▸ Task to carry out: Only the pictures are left out: repeat the rest of the entries exactly.

▸ Records to use:
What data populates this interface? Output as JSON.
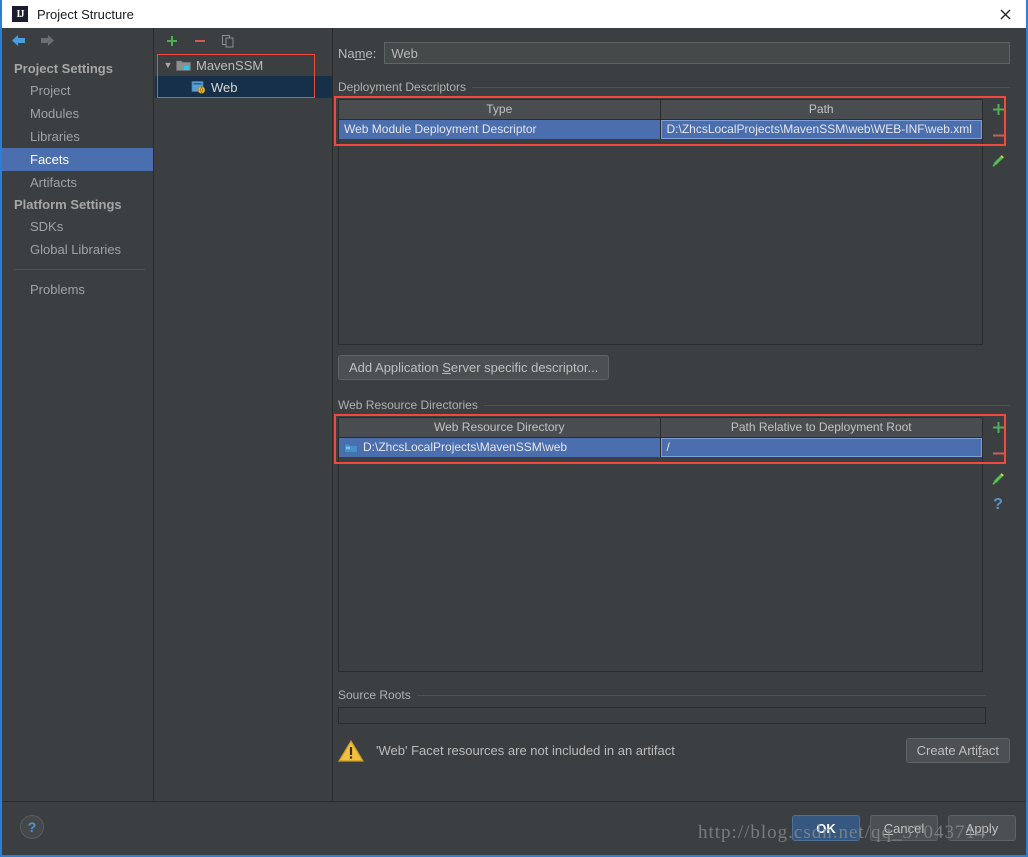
{
  "window": {
    "title": "Project Structure",
    "logo_text": "IJ",
    "close_icon": "close-icon"
  },
  "sidebar": {
    "back_icon": "arrow-back-icon",
    "forward_icon": "arrow-forward-icon",
    "groups": [
      {
        "label": "Project Settings",
        "items": [
          "Project",
          "Modules",
          "Libraries",
          "Facets",
          "Artifacts"
        ]
      },
      {
        "label": "Platform Settings",
        "items": [
          "SDKs",
          "Global Libraries"
        ]
      }
    ],
    "selected": "Facets",
    "extra_items": [
      "Problems"
    ]
  },
  "tree": {
    "toolbar": [
      {
        "name": "add-facet-button",
        "glyph": "+"
      },
      {
        "name": "remove-facet-button",
        "glyph": "–"
      },
      {
        "name": "copy-facet-button",
        "glyph": "copy"
      }
    ],
    "nodes": [
      {
        "label": "MavenSSM",
        "icon": "module-icon",
        "expanded": true,
        "level": 0
      },
      {
        "label": "Web",
        "icon": "web-facet-icon",
        "level": 1,
        "selected": true
      }
    ]
  },
  "main": {
    "name_label_pre": "Na",
    "name_label_mnemonic": "m",
    "name_label_post": "e:",
    "name_value": "Web",
    "name_placeholder": "",
    "deployment": {
      "section_title": "Deployment Descriptors",
      "columns": [
        "Type",
        "Path"
      ],
      "rows": [
        {
          "type": "Web Module Deployment Descriptor",
          "path": "D:\\ZhcsLocalProjects\\MavenSSM\\web\\WEB-INF\\web.xml"
        }
      ],
      "side_buttons": [
        {
          "name": "add-descriptor-button",
          "glyph": "+"
        },
        {
          "name": "remove-descriptor-button",
          "glyph": "–"
        },
        {
          "name": "edit-descriptor-button",
          "glyph": "pencil"
        }
      ]
    },
    "add_server_descriptor": {
      "pre": "Add Application ",
      "mnemonic": "S",
      "post": "erver specific descriptor..."
    },
    "web_resources": {
      "section_title": "Web Resource Directories",
      "columns": [
        "Web Resource Directory",
        "Path Relative to Deployment Root"
      ],
      "rows": [
        {
          "directory": "D:\\ZhcsLocalProjects\\MavenSSM\\web",
          "relative_path": "/",
          "icon": "folder-icon"
        }
      ],
      "side_buttons": [
        {
          "name": "add-web-resource-button",
          "glyph": "+"
        },
        {
          "name": "remove-web-resource-button",
          "glyph": "–"
        },
        {
          "name": "edit-web-resource-button",
          "glyph": "pencil"
        },
        {
          "name": "help-web-resource-button",
          "glyph": "?"
        }
      ]
    },
    "source_roots": {
      "section_title": "Source Roots",
      "rows": []
    },
    "warning": {
      "icon": "warning-icon",
      "text": "'Web' Facet resources are not included in an artifact",
      "action_pre": "Create Arti",
      "action_mnemonic": "f",
      "action_post": "act"
    }
  },
  "footer": {
    "help_icon": "help-icon",
    "buttons": [
      {
        "name": "ok-button",
        "label": "OK",
        "primary": true
      },
      {
        "name": "cancel-button",
        "pre": "",
        "mnemonic": "C",
        "post": "ancel",
        "label": "Cancel"
      },
      {
        "name": "apply-button",
        "pre": "",
        "mnemonic": "A",
        "post": "pply",
        "label": "Apply"
      }
    ]
  },
  "watermark": {
    "text": "http://blog.csdn.net/qq_37043714"
  },
  "colors": {
    "window_bg": "#3c3f41",
    "selection_blue": "#4b6eaf",
    "accent_border_blue": "#2d7fd4",
    "highlight_red": "#f04a3c",
    "primary_button": "#365880",
    "add_green": "#4caf50",
    "remove_red": "#cf5b56",
    "help_blue": "#5394d4",
    "warning_yellow": "#e8b33c"
  }
}
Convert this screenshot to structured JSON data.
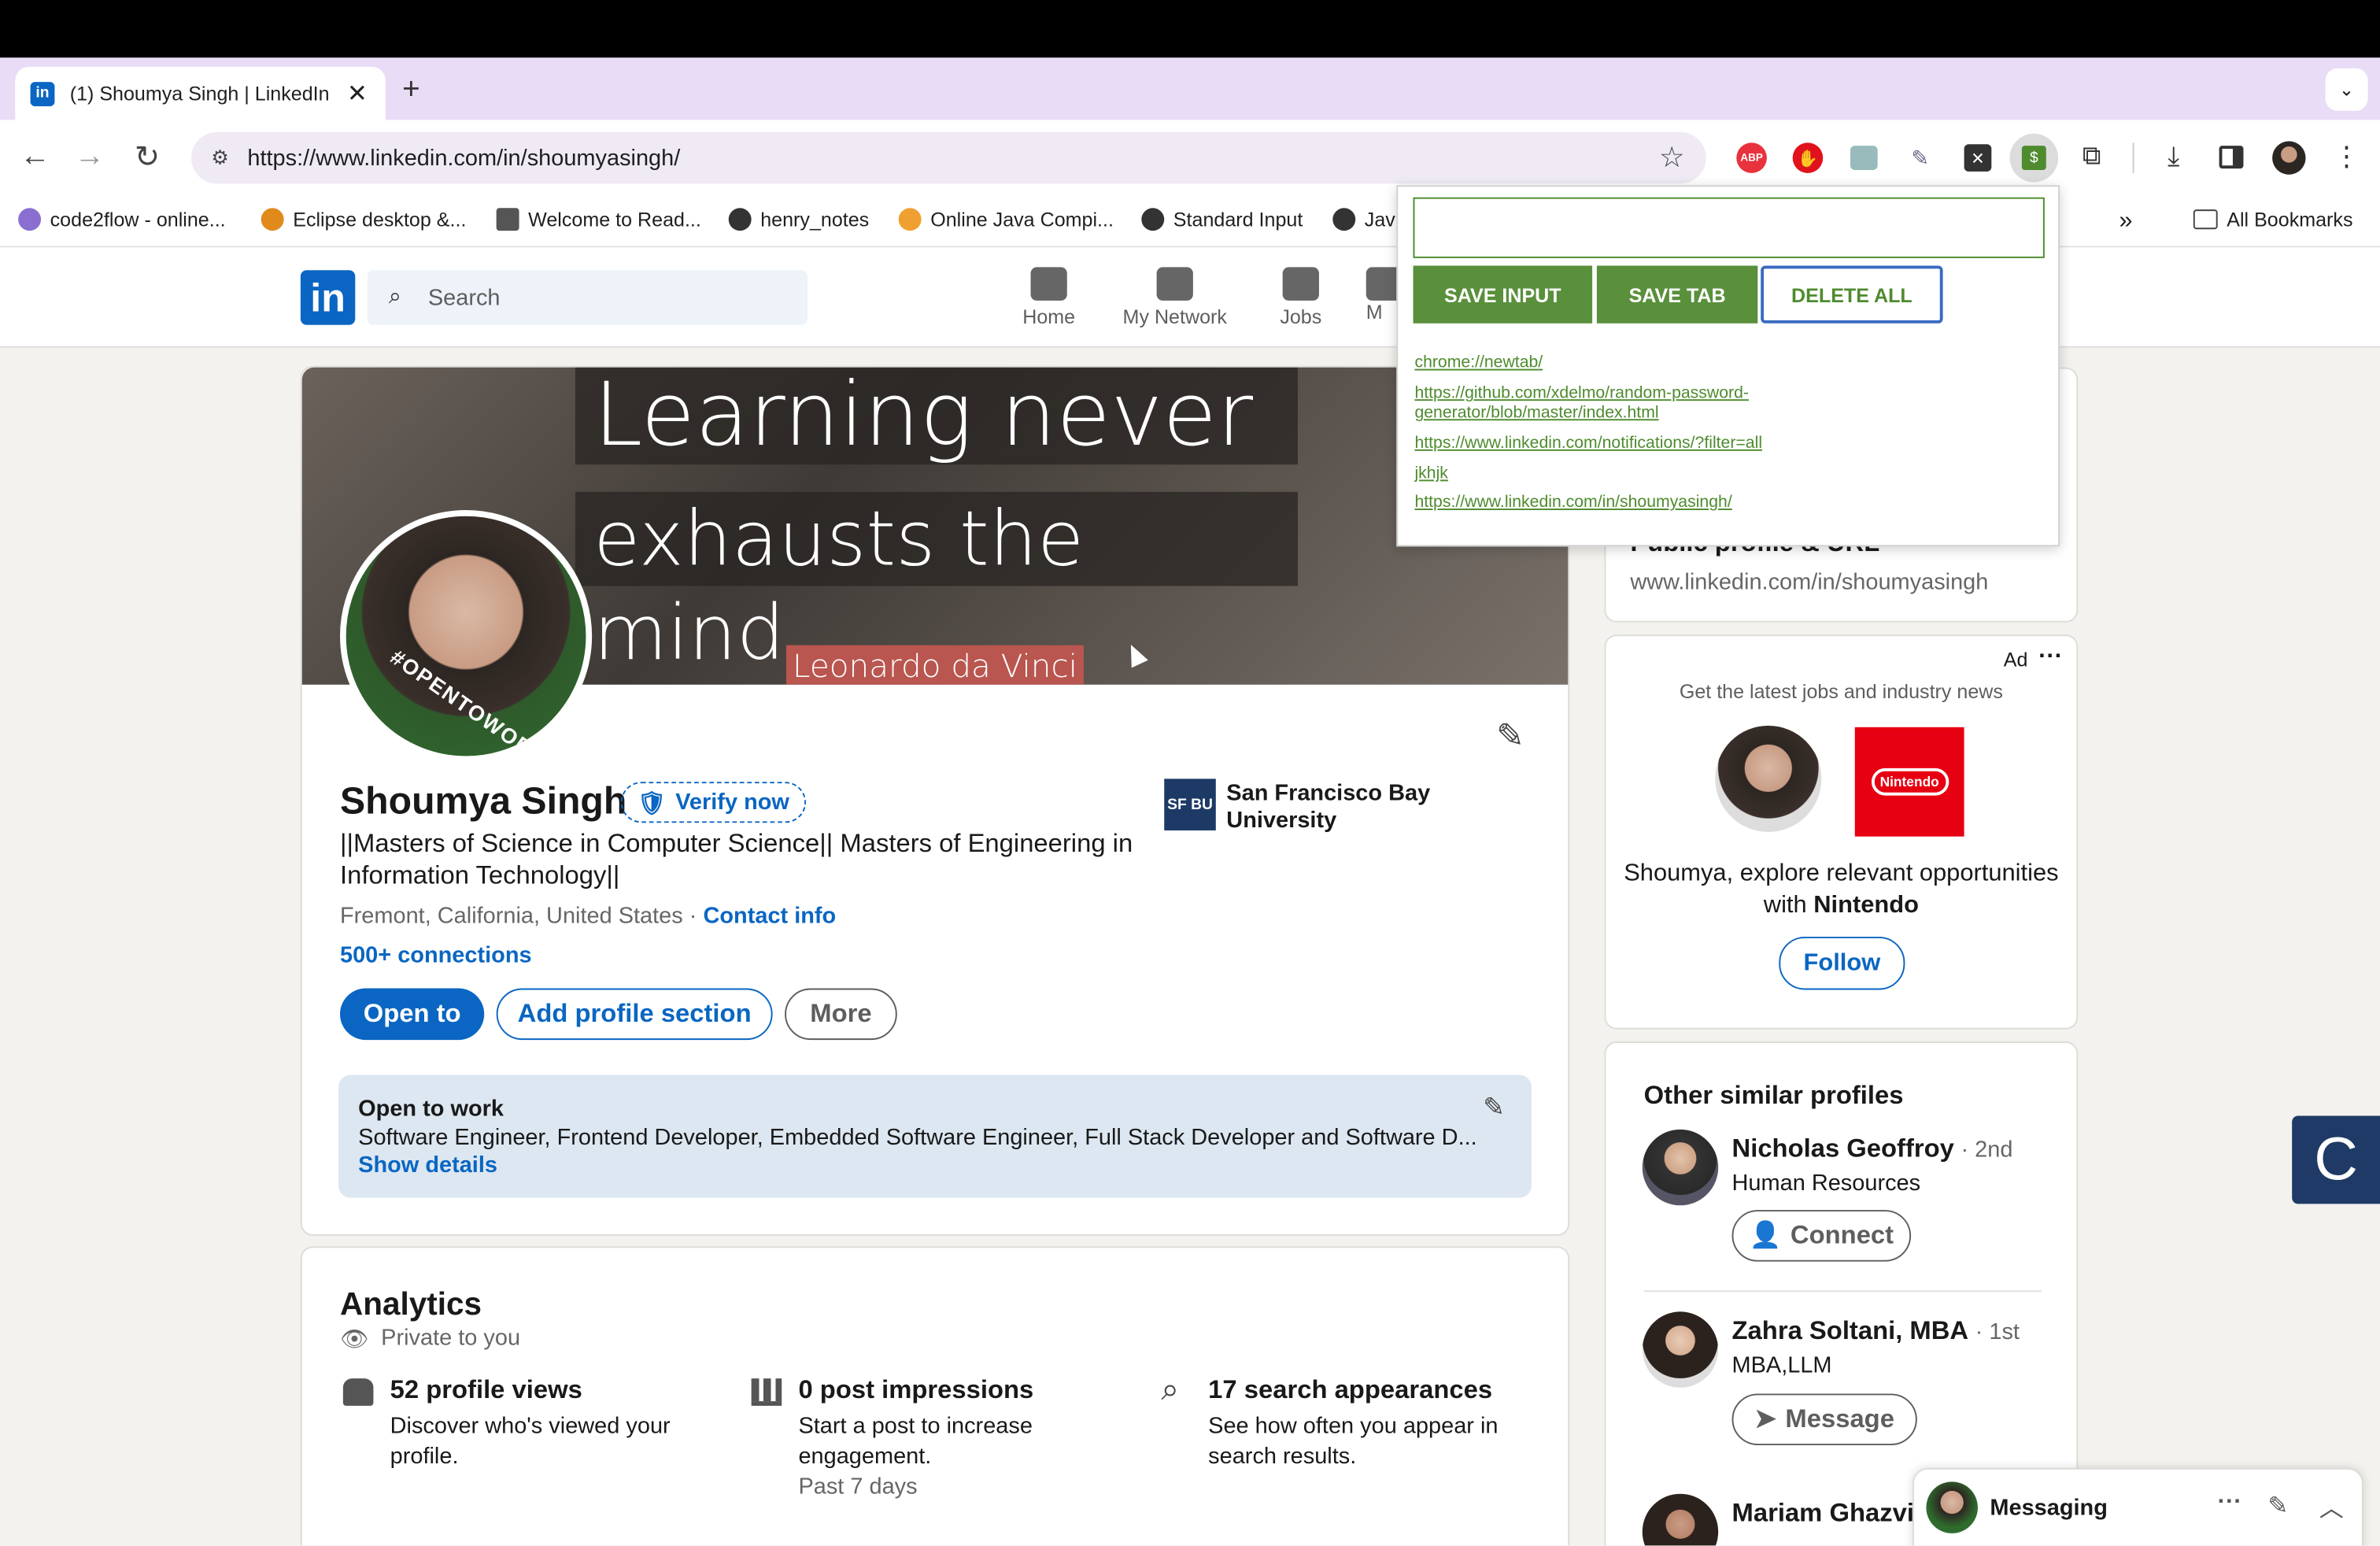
{
  "browser": {
    "tab_title": "(1) Shoumya Singh | LinkedIn",
    "new_tab": "+",
    "url": "https://www.linkedin.com/in/shoumyasingh/",
    "bookmarks": [
      "code2flow - online...",
      "Eclipse desktop &...",
      "Welcome to Read...",
      "henry_notes",
      "Online Java Compi...",
      "Standard Input",
      "Jav"
    ],
    "bookmarks_more": "»",
    "all_bookmarks": "All Bookmarks"
  },
  "nav": {
    "logo": "in",
    "search_placeholder": "Search",
    "items": [
      "Home",
      "My Network",
      "Jobs",
      "M"
    ]
  },
  "cover": {
    "line1": "Learning never",
    "line2": "exhausts the mind.",
    "author": "Leonardo da Vinci",
    "badge": "#OPENTOWORK"
  },
  "profile": {
    "name": "Shoumya Singh",
    "verify": "Verify now",
    "headline": "||Masters of Science in Computer Science|| Masters of Engineering in Information Technology||",
    "location": "Fremont, California, United States",
    "separator": "·",
    "contact": "Contact info",
    "connections": "500+ connections",
    "school": "San Francisco Bay University",
    "school_logo": "SF BU",
    "btn_open": "Open to",
    "btn_add": "Add profile section",
    "btn_more": "More",
    "otw_title": "Open to work",
    "otw_roles": "Software Engineer, Frontend Developer, Embedded Software Engineer, Full Stack Developer and Software D...",
    "otw_details": "Show details"
  },
  "analytics": {
    "title": "Analytics",
    "private": "Private to you",
    "items": [
      {
        "title": "52 profile views",
        "desc": "Discover who's viewed your profile.",
        "extra": ""
      },
      {
        "title": "0 post impressions",
        "desc": "Start a post to increase engagement.",
        "extra": "Past 7 days"
      },
      {
        "title": "17 search appearances",
        "desc": "See how often you appear in search results.",
        "extra": ""
      }
    ]
  },
  "popup": {
    "input_value": "",
    "save_input": "SAVE INPUT",
    "save_tab": "SAVE TAB",
    "delete_all": "DELETE ALL",
    "links": [
      "chrome://newtab/",
      "https://github.com/xdelmo/random-password-generator/blob/master/index.html",
      "https://www.linkedin.com/notifications/?filter=all",
      "jkhjk",
      "https://www.linkedin.com/in/shoumyasingh/"
    ]
  },
  "sidebar": {
    "public_profile_title": "Public profile & URL",
    "public_url": "www.linkedin.com/in/shoumyasingh",
    "ad_label": "Ad",
    "ad_tagline": "Get the latest jobs and industry news",
    "ad_brand": "Nintendo",
    "ad_text_pre": "Shoumya, explore relevant opportunities with",
    "ad_text_brand": "Nintendo",
    "ad_follow": "Follow",
    "similar_title": "Other similar profiles",
    "similar": [
      {
        "name": "Nicholas Geoffroy",
        "degree": "· 2nd",
        "role": "Human Resources",
        "action": "Connect"
      },
      {
        "name": "Zahra Soltani, MBA",
        "degree": "· 1st",
        "role": "MBA,LLM",
        "action": "Message"
      },
      {
        "name": "Mariam Ghazvir",
        "degree": "",
        "role": "",
        "action": ""
      }
    ]
  },
  "messaging": {
    "label": "Messaging"
  },
  "colors": {
    "linkedin_blue": "#0a66c2",
    "ext_green": "#5a8f3c",
    "tab_strip": "#e9dcf6"
  }
}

▸ Solution to the exercise:
What data populates this interface? Output as JSON.
{
  "window": {
    "title": "Project Structure",
    "logo_text": "IJ",
    "close_icon": "close-icon"
  },
  "sidebar": {
    "back_icon": "arrow-back-icon",
    "forward_icon": "arrow-forward-icon",
    "groups": [
      {
        "label": "Project Settings",
        "items": [
          "Project",
          "Modules",
          "Libraries",
          "Facets",
          "Artifacts"
        ]
      },
      {
        "label": "Platform Settings",
        "items": [
          "SDKs",
          "Global Libraries"
        ]
      }
    ],
    "selected": "Facets",
    "extra_items": [
      "Problems"
    ]
  },
  "tree": {
    "toolbar": [
      {
        "name": "add-facet-button",
        "glyph": "+"
      },
      {
        "name": "remove-facet-button",
        "glyph": "–"
      },
      {
        "name": "copy-facet-button",
        "glyph": "copy"
      }
    ],
    "nodes": [
      {
        "label": "MavenSSM",
        "icon": "module-icon",
        "expanded": true,
        "level": 0
      },
      {
        "label": "Web",
        "icon": "web-facet-icon",
        "level": 1,
        "selected": true
      }
    ]
  },
  "main": {
    "name_label_pre": "Na",
    "name_label_mnemonic": "m",
    "name_label_post": "e:",
    "name_value": "Web",
    "name_placeholder": "",
    "deployment": {
      "section_title": "Deployment Descriptors",
      "columns": [
        "Type",
        "Path"
      ],
      "rows": [
        {
          "type": "Web Module Deployment Descriptor",
          "path": "D:\\ZhcsLocalProjects\\MavenSSM\\web\\WEB-INF\\web.xml"
        }
      ],
      "side_buttons": [
        {
          "name": "add-descriptor-button",
          "glyph": "+"
        },
        {
          "name": "remove-descriptor-button",
          "glyph": "–"
        },
        {
          "name": "edit-descriptor-button",
          "glyph": "pencil"
        }
      ]
    },
    "add_server_descriptor": {
      "pre": "Add Application ",
      "mnemonic": "S",
      "post": "erver specific descriptor..."
    },
    "web_resources": {
      "section_title": "Web Resource Directories",
      "columns": [
        "Web Resource Directory",
        "Path Relative to Deployment Root"
      ],
      "rows": [
        {
          "directory": "D:\\ZhcsLocalProjects\\MavenSSM\\web",
          "relative_path": "/",
          "icon": "folder-icon"
        }
      ],
      "side_buttons": [
        {
          "name": "add-web-resource-button",
          "glyph": "+"
        },
        {
          "name": "remove-web-resource-button",
          "glyph": "–"
        },
        {
          "name": "edit-web-resource-button",
          "glyph": "pencil"
        },
        {
          "name": "help-web-resource-button",
          "glyph": "?"
        }
      ]
    },
    "source_roots": {
      "section_title": "Source Roots",
      "rows": []
    },
    "warning": {
      "icon": "warning-icon",
      "text": "'Web' Facet resources are not included in an artifact",
      "action_pre": "Create Arti",
      "action_mnemonic": "f",
      "action_post": "act"
    }
  },
  "footer": {
    "help_icon": "help-icon",
    "buttons": [
      {
        "name": "ok-button",
        "label": "OK",
        "primary": true
      },
      {
        "name": "cancel-button",
        "pre": "",
        "mnemonic": "C",
        "post": "ancel",
        "label": "Cancel"
      },
      {
        "name": "apply-button",
        "pre": "",
        "mnemonic": "A",
        "post": "pply",
        "label": "Apply"
      }
    ]
  },
  "watermark": {
    "text": "http://blog.csdn.net/qq_37043714"
  },
  "colors": {
    "window_bg": "#3c3f41",
    "selection_blue": "#4b6eaf",
    "accent_border_blue": "#2d7fd4",
    "highlight_red": "#f04a3c",
    "primary_button": "#365880",
    "add_green": "#4caf50",
    "remove_red": "#cf5b56",
    "help_blue": "#5394d4",
    "warning_yellow": "#e8b33c"
  }
}
Convert this screenshot to structured JSON data.
{
  "browser": {
    "tab_title": "(1) Shoumya Singh | LinkedIn",
    "new_tab": "+",
    "url": "https://www.linkedin.com/in/shoumyasingh/",
    "bookmarks": [
      "code2flow - online...",
      "Eclipse desktop &...",
      "Welcome to Read...",
      "henry_notes",
      "Online Java Compi...",
      "Standard Input",
      "Jav"
    ],
    "bookmarks_more": "»",
    "all_bookmarks": "All Bookmarks"
  },
  "nav": {
    "logo": "in",
    "search_placeholder": "Search",
    "items": [
      "Home",
      "My Network",
      "Jobs",
      "M"
    ]
  },
  "cover": {
    "line1": "Learning never",
    "line2": "exhausts the mind.",
    "author": "Leonardo da Vinci",
    "badge": "#OPENTOWORK"
  },
  "profile": {
    "name": "Shoumya Singh",
    "verify": "Verify now",
    "headline": "||Masters of Science in Computer Science|| Masters of Engineering in Information Technology||",
    "location": "Fremont, California, United States",
    "separator": "·",
    "contact": "Contact info",
    "connections": "500+ connections",
    "school": "San Francisco Bay University",
    "school_logo": "SF BU",
    "btn_open": "Open to",
    "btn_add": "Add profile section",
    "btn_more": "More",
    "otw_title": "Open to work",
    "otw_roles": "Software Engineer, Frontend Developer, Embedded Software Engineer, Full Stack Developer and Software D...",
    "otw_details": "Show details"
  },
  "analytics": {
    "title": "Analytics",
    "private": "Private to you",
    "items": [
      {
        "title": "52 profile views",
        "desc": "Discover who's viewed your profile.",
        "extra": ""
      },
      {
        "title": "0 post impressions",
        "desc": "Start a post to increase engagement.",
        "extra": "Past 7 days"
      },
      {
        "title": "17 search appearances",
        "desc": "See how often you appear in search results.",
        "extra": ""
      }
    ]
  },
  "popup": {
    "input_value": "",
    "save_input": "SAVE INPUT",
    "save_tab": "SAVE TAB",
    "delete_all": "DELETE ALL",
    "links": [
      "chrome://newtab/",
      "https://github.com/xdelmo/random-password-generator/blob/master/index.html",
      "https://www.linkedin.com/notifications/?filter=all",
      "jkhjk",
      "https://www.linkedin.com/in/shoumyasingh/"
    ]
  },
  "sidebar": {
    "public_profile_title": "Public profile & URL",
    "public_url": "www.linkedin.com/in/shoumyasingh",
    "ad_label": "Ad",
    "ad_tagline": "Get the latest jobs and industry news",
    "ad_brand": "Nintendo",
    "ad_text_pre": "Shoumya, explore relevant opportunities with",
    "ad_text_brand": "Nintendo",
    "ad_follow": "Follow",
    "similar_title": "Other similar profiles",
    "similar": [
      {
        "name": "Nicholas Geoffroy",
        "degree": "· 2nd",
        "role": "Human Resources",
        "action": "Connect"
      },
      {
        "name": "Zahra Soltani, MBA",
        "degree": "· 1st",
        "role": "MBA,LLM",
        "action": "Message"
      },
      {
        "name": "Mariam Ghazvir",
        "degree": "",
        "role": "",
        "action": ""
      }
    ]
  },
  "messaging": {
    "label": "Messaging"
  },
  "colors": {
    "linkedin_blue": "#0a66c2",
    "ext_green": "#5a8f3c",
    "tab_strip": "#e9dcf6"
  }
}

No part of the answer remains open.